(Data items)
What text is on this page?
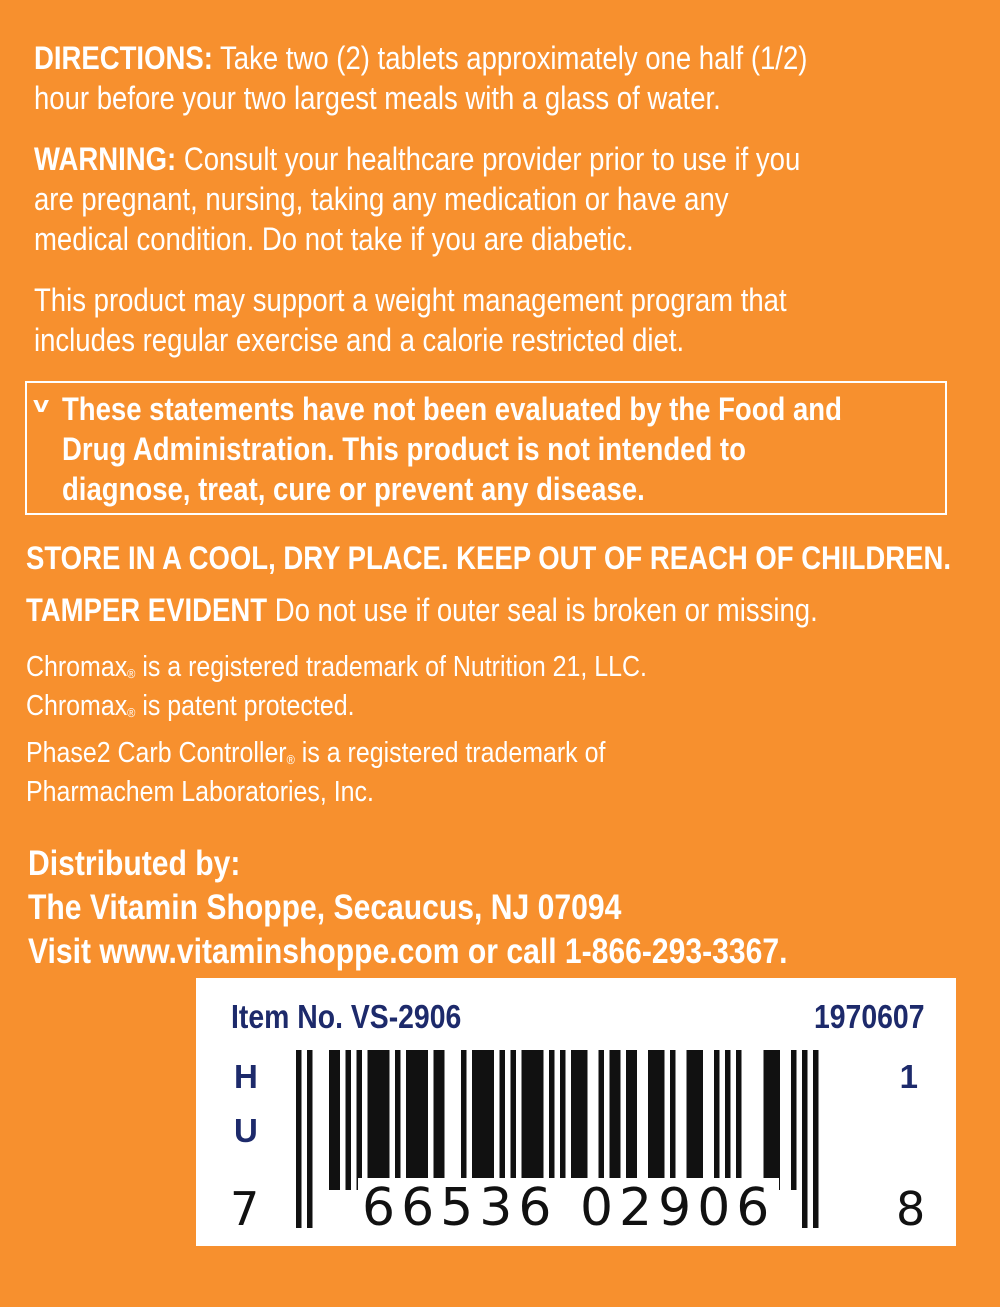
DIRECTIONS: Take two (2) tablets approximately one half (1/2)
hour before your two largest meals with a glass of water.
WARNING: Consult your healthcare provider prior to use if you
are pregnant, nursing, taking any medication or have any
medical condition. Do not take if you are diabetic.
This product may support a weight management program that
includes regular exercise and a calorie restricted diet.
v These statements have not been evaluated by the Food and
Drug Administration. This product is not intended to
diagnose, treat, cure or prevent any disease.
STORE IN A COOL, DRY PLACE. KEEP OUT OF REACH OF CHILDREN.
TAMPER EVIDENT Do not use if outer seal is broken or missing.
Chromax® is a registered trademark of Nutrition 21, LLC.
Chromax® is patent protected.
Phase2 Carb Controller® is a registered trademark of
Pharmachem Laboratories, Inc.
Distributed by:
The Vitamin Shoppe, Secaucus, NJ 07094
Visit www.vitaminshoppe.com or call 1-866-293-3367.
Item No. VS-2906	1970607
H
U
1
7 66536 02906	8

▶ **Task objective**
State how many lines of the listing above include the word "trademark". Give nothing but the number.

▶ **Full response**
2